**Provided passage:**
Almost 87 years old, Father Mario Balbi no longer drives a car.
But the chaplain at the Stella Maris Chapel in Port Newark still makes his daily rounds of the harbor, scrambling up ladders – if not as spry as a young sailor, then with the same determination – a lively, energetic man who has been in love with the sea all his life, and has for the last 11 years been part of a yearly ritual during the last Friday in June of blessing the fleet.
“I remember 11 years ago, he walked into my office and asked if we could do this, so we did,” said Gary Whyte, director of northeastern operations for Ecuador Line, during a brief ceremony that marked the beginning of this year’s blessing.
Although each year Balbi is joined by other clergy, this year he had the privilege of being joined by Archbishop Peter L. Gerety and his aide, Monsignor Francis R. Seymour, who sailed the harbor onboard a tugboat helping to cast prayers and holy water over the unloading freighters.
Balbi, who is also the author of a book called “The Unpublished Don Bosco” spends up to 70 hours a week, not just meeting and greeting the crews of incoming ships, but taking an interest in the lives of those who come into his parish – which just happens to stretch along the coast of Newark Bay from Newark to Elizabeth and Staten Island.
During his blessing, Balbi frequently shouted out to crews as the tugboat paused to give each ship its blessing and the crews who have come to know, respect and even love him, let the ship horns bellow in answer.
Balbi told reporters who documented each mile of the trip from ship to ship that sailors are often lonely because they are away from their homes and families for most of the year, and he has become a champion for those who come into Newark Bay. Balbi is also a long way from Brazil and the Amazon rainforest where he grew up, and while his village was nearly a thousand miles from the sea, he frequently greeted the packet boats that sailed up the river monthly bringing supplies.
Ordained in 1949, Balbi didn’t immediately become the “apostle to seafarers” as he is sometimes called, but spent nearly two decades teaching literature, Latin and French.
In 1969, after seeking a change of duties, Balbi was assigned to the Port of Savannah in Georgia, where for the next 20 years he conducted a labor of love, serving as spiritual guide to sailors whose ships eased into his port.
Then in 1990, when other men might have retired, Balbi took an assignment at Stella Maris, Seaman’s Church, looking out for the souls of sailors coming and going from Port Newark and Howland Hook Marine Terminal, the way he had those in the Port of Savannah, picking up where he had left off with his yearly ritual of blessing the ships at harbor each year.
“He can still climb up and down those ladders,” said Rev. Dan Hogan, a minister at Christian Cultural Center in Brooklyn, who serves as chaplain to the longshoreman’s union and has worked in Port Newark for 47 years.

**Data listing:**
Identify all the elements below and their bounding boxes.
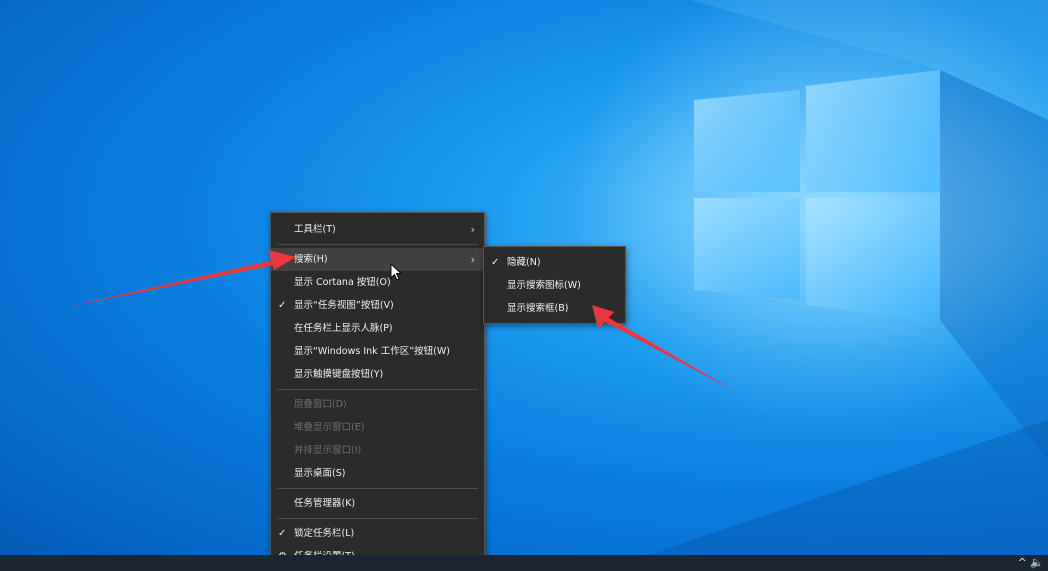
menu-item-label: 显示搜索图标(W) — [507, 280, 581, 291]
menu-item-label: 显示触摸键盘按钮(Y) — [294, 369, 384, 380]
menu-item-show-people[interactable]: 在任务栏上显示人脉(P) — [271, 317, 484, 340]
windows-logo-pane-br — [806, 198, 940, 322]
desktop[interactable]: 工具栏(T) › 搜索(H) › 显示 Cortana 按钮(O) ✓ 显示“任… — [0, 0, 1048, 571]
menu-item-label: 在任务栏上显示人脉(P) — [294, 323, 393, 334]
menu-item-lock-taskbar[interactable]: ✓ 锁定任务栏(L) — [271, 522, 484, 545]
menu-separator — [277, 244, 478, 245]
menu-item-label: 堆叠显示窗口(E) — [294, 422, 365, 433]
windows-logo-pane-tr — [806, 70, 940, 192]
menu-item-label: 隐藏(N) — [507, 257, 541, 268]
taskbar[interactable]: ^ 🔈 — [0, 555, 1048, 571]
chevron-right-icon: › — [470, 223, 475, 236]
submenu-item-show-search-box[interactable]: 显示搜索框(B) — [484, 297, 625, 320]
menu-item-show-windows-ink-button[interactable]: 显示“Windows Ink 工作区”按钮(W) — [271, 340, 484, 363]
menu-item-label: 并排显示窗口(I) — [294, 445, 362, 456]
windows-logo-pane-bl — [694, 198, 800, 300]
system-tray[interactable]: ^ 🔈 — [1018, 555, 1044, 571]
submenu-item-hidden[interactable]: ✓ 隐藏(N) — [484, 251, 625, 274]
menu-item-label: 显示搜索框(B) — [507, 303, 569, 314]
menu-item-label: 任务管理器(K) — [294, 498, 356, 509]
menu-item-search[interactable]: 搜索(H) › — [271, 248, 484, 271]
menu-separator — [277, 389, 478, 390]
menu-separator — [277, 488, 478, 489]
menu-item-show-task-view-button[interactable]: ✓ 显示“任务视图”按钮(V) — [271, 294, 484, 317]
menu-item-toolbars[interactable]: 工具栏(T) › — [271, 218, 484, 241]
check-icon: ✓ — [491, 257, 500, 268]
search-submenu: ✓ 隐藏(N) 显示搜索图标(W) 显示搜索框(B) — [483, 246, 626, 324]
menu-item-label: 显示桌面(S) — [294, 468, 346, 479]
menu-separator — [277, 518, 478, 519]
check-icon: ✓ — [278, 300, 287, 311]
menu-item-label: 显示“Windows Ink 工作区”按钮(W) — [294, 346, 450, 357]
check-icon: ✓ — [278, 528, 287, 539]
menu-item-label: 层叠窗口(D) — [294, 399, 347, 410]
menu-item-label: 工具栏(T) — [294, 224, 336, 235]
menu-item-label: 显示“任务视图”按钮(V) — [294, 300, 394, 311]
menu-item-task-manager[interactable]: 任务管理器(K) — [271, 492, 484, 515]
mouse-cursor-icon — [390, 263, 402, 281]
menu-item-show-touch-keyboard-button[interactable]: 显示触摸键盘按钮(Y) — [271, 363, 484, 386]
chevron-right-icon: › — [470, 253, 475, 266]
submenu-item-show-search-icon[interactable]: 显示搜索图标(W) — [484, 274, 625, 297]
menu-item-stack-windows: 堆叠显示窗口(E) — [271, 416, 484, 439]
menu-item-show-desktop[interactable]: 显示桌面(S) — [271, 462, 484, 485]
taskbar-context-menu: 工具栏(T) › 搜索(H) › 显示 Cortana 按钮(O) ✓ 显示“任… — [270, 212, 485, 569]
menu-item-label: 搜索(H) — [294, 254, 328, 265]
menu-item-cascade-windows: 层叠窗口(D) — [271, 393, 484, 416]
menu-item-show-cortana-button[interactable]: 显示 Cortana 按钮(O) — [271, 271, 484, 294]
menu-item-label: 锁定任务栏(L) — [294, 528, 355, 539]
menu-item-label: 显示 Cortana 按钮(O) — [294, 277, 391, 288]
windows-logo-pane-tl — [694, 90, 800, 192]
menu-item-side-by-side-windows: 并排显示窗口(I) — [271, 439, 484, 462]
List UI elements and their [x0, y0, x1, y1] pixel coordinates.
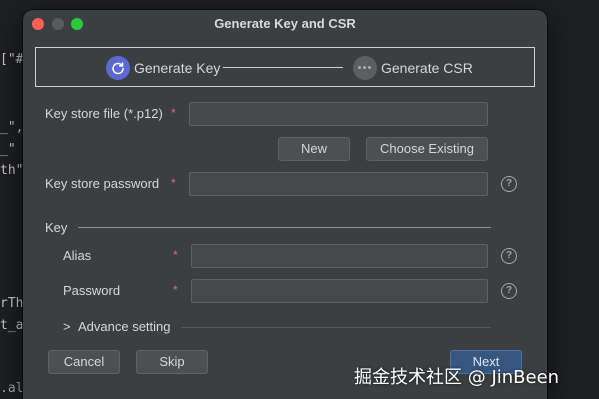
editor-code-line: _",: [0, 120, 24, 135]
key-store-password-label: Key store password: [45, 176, 160, 191]
key-section-divider: [78, 227, 491, 228]
required-marker: *: [171, 106, 176, 120]
help-icon[interactable]: ?: [501, 283, 517, 299]
editor-code-line: t_a: [0, 318, 24, 333]
required-marker: *: [173, 283, 178, 297]
key-store-password-input[interactable]: [189, 172, 488, 196]
key-store-file-label: Key store file (*.p12): [45, 106, 163, 121]
skip-button[interactable]: Skip: [136, 350, 208, 374]
wizard-stepper: Generate Key Generate CSR: [35, 47, 535, 87]
required-marker: *: [173, 248, 178, 262]
help-icon[interactable]: ?: [501, 176, 517, 192]
key-section-label: Key: [45, 220, 68, 235]
advance-setting-toggle[interactable]: > Advance setting: [63, 319, 183, 337]
alias-label: Alias: [63, 248, 92, 263]
generate-key-dialog: Generate Key and CSR Generate Key Genera…: [23, 10, 547, 399]
editor-code-line: _": [0, 142, 16, 157]
editor-code-line: ["#: [0, 52, 24, 67]
choose-existing-button[interactable]: Choose Existing: [366, 137, 488, 161]
help-icon[interactable]: ?: [501, 248, 517, 264]
new-button[interactable]: New: [278, 137, 350, 161]
advance-setting-divider: [181, 327, 491, 328]
more-dots-icon: [353, 56, 377, 80]
step-generate-csr: Generate CSR: [381, 60, 473, 76]
password-input[interactable]: [191, 279, 488, 303]
cancel-button[interactable]: Cancel: [48, 350, 120, 374]
editor-code-line: th": [0, 163, 24, 178]
title-bar: Generate Key and CSR: [23, 10, 547, 36]
watermark: 掘金技术社区 @ JinBeen: [354, 367, 560, 388]
advance-setting-label: Advance setting: [78, 319, 171, 334]
step-generate-key: Generate Key: [134, 60, 221, 76]
required-marker: *: [171, 176, 176, 190]
chevron-right-icon: >: [63, 319, 71, 334]
password-label: Password: [63, 283, 121, 298]
alias-input[interactable]: [191, 244, 488, 268]
refresh-icon: [106, 56, 130, 80]
step-connector: [223, 67, 343, 68]
key-store-file-input[interactable]: [189, 102, 488, 126]
dialog-title: Generate Key and CSR: [214, 16, 356, 31]
editor-code-line: rTh: [0, 296, 24, 311]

**Requirements:**
1) Apart from Balbi, which people does the article about the fleet blessing name together with a stated role, and what is each role?
2) Can you extend the article about Father Balbi's blessing of the fleet with the next paragraph, picking up after its final sentence?
None of the data has any bearing on what is asked here.

**Expected answers:**
1)
- Gary Whyte: director of northeastern operations for Ecuador Line
- Archbishop Peter L. Gerety: archbishop who joined Balbi on the tugboat this year
- Monsignor Francis R. Seymour: the archbishop's aide
- Rev. Dan Hogan: minister at Christian Cultural Center in Brooklyn and chaplain to the longshoreman's union

2)
A new view of Bayonne
The blessing of the fleet was made possible partly because of the donation of the tugboat by Moran Towing and Transportation company, which provides tugboat services not only to New York Harbor, but with a fleet of 95 tugboats from New England to Texas, making it the largest provider on the East and Gulf coasts.
Steered by Capt. Vincent Parker, the tugboat brought the holy men including Rabbi Michael Melneck, journeyed sought, passing the former Texaco site in Bayonne, as well as Bayonne Bridge and Shooter’s Island to eventually arrive at the New York Container Terminal on Staten Island where Whyte had arranged for a fireboat show complete with tied red and blue water spouts.
Between ships, Gerety – who turns 94 in mid July – stared out at the harbor sights, and laughed about his aide, who was born and raised in Bayonne.
“All he talks about is Bayonne,” the archbishop laughed. “That’s all I ever get out of him, talk about his hometown.”
Seymour was a resident of Bayonne until he was ordained as a priest in 1963. He lived across the street from St. Mary’s, Star of the Sea, the oldest church in Bayonne, and for a time he even delivered newspapers in his hometown.
“I still have family in Bayonne and return there once a week to see them,” he said.
Seymour, who serves as Gerety’s secretary, also serves at St. Cecilia Church in Kearny.
Although this was Seymour’s first view of Bayonne from the Newark Bay, he said he has seen Bayonne’s eastern shores as ferries frequently tread those waters.
Bayonne Bridge faces an uncertain future
As the tug nears Bayonne Bridge, two dock men talk about the port and the problems the bridge poses for the future of the harbor.
Rev. Mark P Gardner is a relative newcomer to Port Newark, spending the better part of the year making his living driving a forklift and other activities from one end of the port to the other. A longshoreman from ILA 1233, he grins a little at the mention of Tom Cruise – who recently played the part of a Port Newark longshoreman in Steven Spielberg’s “War of the Worlds.”
Cruise’s scenes depicting his work at the port, however, were filmed at Red Hook Brooklyn yards, where fellow longshoremen operated the cranes that lifted containers from the ships, said Buddy Smith, a longshoreman who has spent the last 29 years working throughout the Newark Bay complex.
Both men talk about the changes they are seeing, the expansion of the port and its facilities.
“We are the largest – maybe the only – growing industry in the Northeast,” Smith said, looking out at new cranes that have been installed near the Newark-Elizabeth border on Newark Bay designed to handle freight from the new fleets of cargo ships that dwarf in size many of the existing ships.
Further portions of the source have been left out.